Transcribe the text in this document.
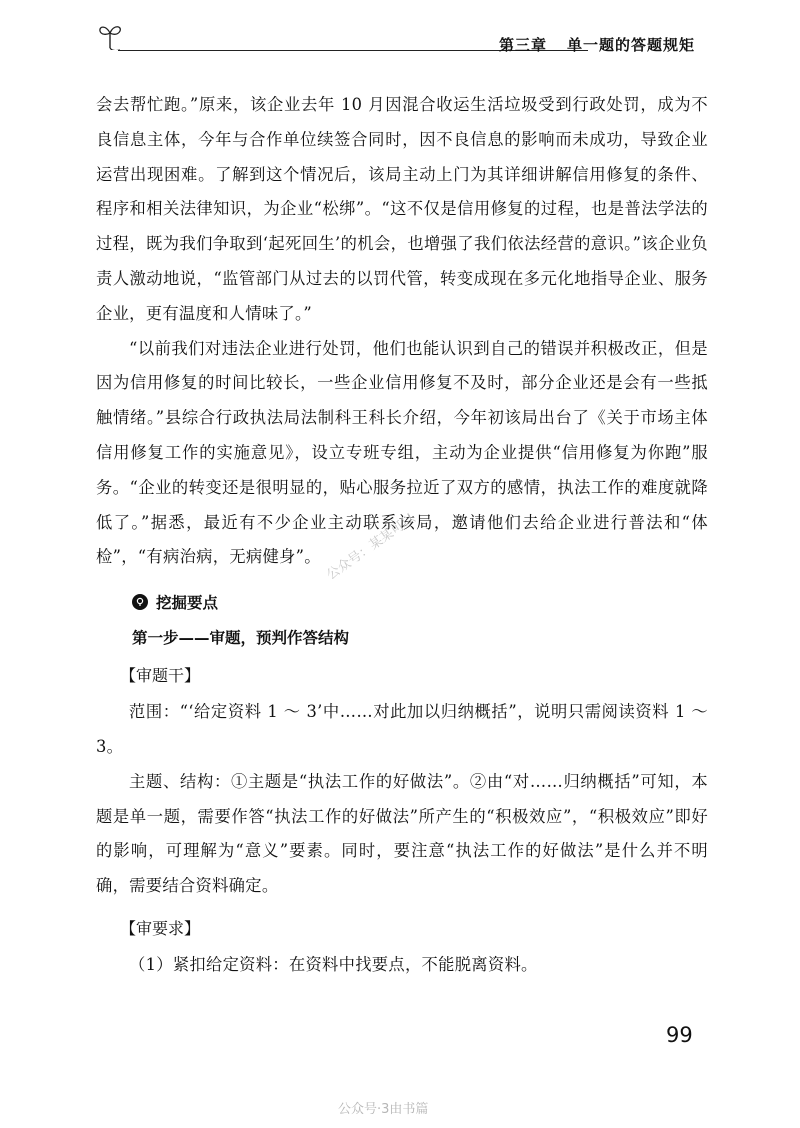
第三章 单一题的答题规矩

会去帮忙跑。”原来，该企业去年 10 月因混合收运生活垃圾受到行政处罚，成为不良信息主体，今年与合作单位续签合同时，因不良信息的影响而未成功，导致企业运营出现困难。了解到这个情况后，该局主动上门为其详细讲解信用修复的条件、程序和相关法律知识，为企业“松绑”。“这不仅是信用修复的过程，也是普法学法的过程，既为我们争取到‘起死回生’的机会，也增强了我们依法经营的意识。”该企业负责人激动地说，“监管部门从过去的以罚代管，转变成现在多元化地指导企业、服务企业，更有温度和人情味了。”

“以前我们对违法企业进行处罚，他们也能认识到自己的错误并积极改正，但是因为信用修复的时间比较长，一些企业信用修复不及时，部分企业还是会有一些抵触情绪。”县综合行政执法局法制科王科长介绍，今年初该局出台了《关于市场主体信用修复工作的实施意见》，设立专班专组，主动为企业提供“信用修复为你跑”服务。“企业的转变还是很明显的，贴心服务拉近了双方的感情，执法工作的难度就降低了。”据悉，最近有不少企业主动联系该局，邀请他们去给企业进行普法和“体检”，“有病治病，无病健身”。

挖掘要点
第一步——审题，预判作答结构
【审题干】

范围：“‘给定资料 1 ～ 3’中……对此加以归纳概括”，说明只需阅读资料 1 ～ 3。

主题、结构：①主题是“执法工作的好做法”。②由“对……归纳概括”可知，本题是单一题，需要作答“执法工作的好做法”所产生的“积极效应”，“积极效应”即好的影响，可理解为“意义”要素。同时，要注意“执法工作的好做法”是什么并不明确，需要结合资料确定。

【审要求】

（1）紧扣给定资料：在资料中找要点，不能脱离资料。

公众号：某某可以
99
公众号·3由书篇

Work required »
All of the data above should be transcribed verbatim, with pictures omitted.

Complete response »
Transcribe the text in this document.
第三章 单一题的答题规矩

会去帮忙跑。”原来，该企业去年 10 月因混合收运生活垃圾受到行政处罚，成为不良信息主体，今年与合作单位续签合同时，因不良信息的影响而未成功，导致企业运营出现困难。了解到这个情况后，该局主动上门为其详细讲解信用修复的条件、程序和相关法律知识，为企业“松绑”。“这不仅是信用修复的过程，也是普法学法的过程，既为我们争取到‘起死回生’的机会，也增强了我们依法经营的意识。”该企业负责人激动地说，“监管部门从过去的以罚代管，转变成现在多元化地指导企业、服务企业，更有温度和人情味了。”

“以前我们对违法企业进行处罚，他们也能认识到自己的错误并积极改正，但是因为信用修复的时间比较长，一些企业信用修复不及时，部分企业还是会有一些抵触情绪。”县综合行政执法局法制科王科长介绍，今年初该局出台了《关于市场主体信用修复工作的实施意见》，设立专班专组，主动为企业提供“信用修复为你跑”服务。“企业的转变还是很明显的，贴心服务拉近了双方的感情，执法工作的难度就降低了。”据悉，最近有不少企业主动联系该局，邀请他们去给企业进行普法和“体检”，“有病治病，无病健身”。

挖掘要点
第一步——审题，预判作答结构
【审题干】

范围：“‘给定资料 1 ～ 3’中……对此加以归纳概括”，说明只需阅读资料 1 ～ 3。

主题、结构：①主题是“执法工作的好做法”。②由“对……归纳概括”可知，本题是单一题，需要作答“执法工作的好做法”所产生的“积极效应”，“积极效应”即好的影响，可理解为“意义”要素。同时，要注意“执法工作的好做法”是什么并不明确，需要结合资料确定。

【审要求】

（1）紧扣给定资料：在资料中找要点，不能脱离资料。

公众号：某某可以
99
公众号·3由书篇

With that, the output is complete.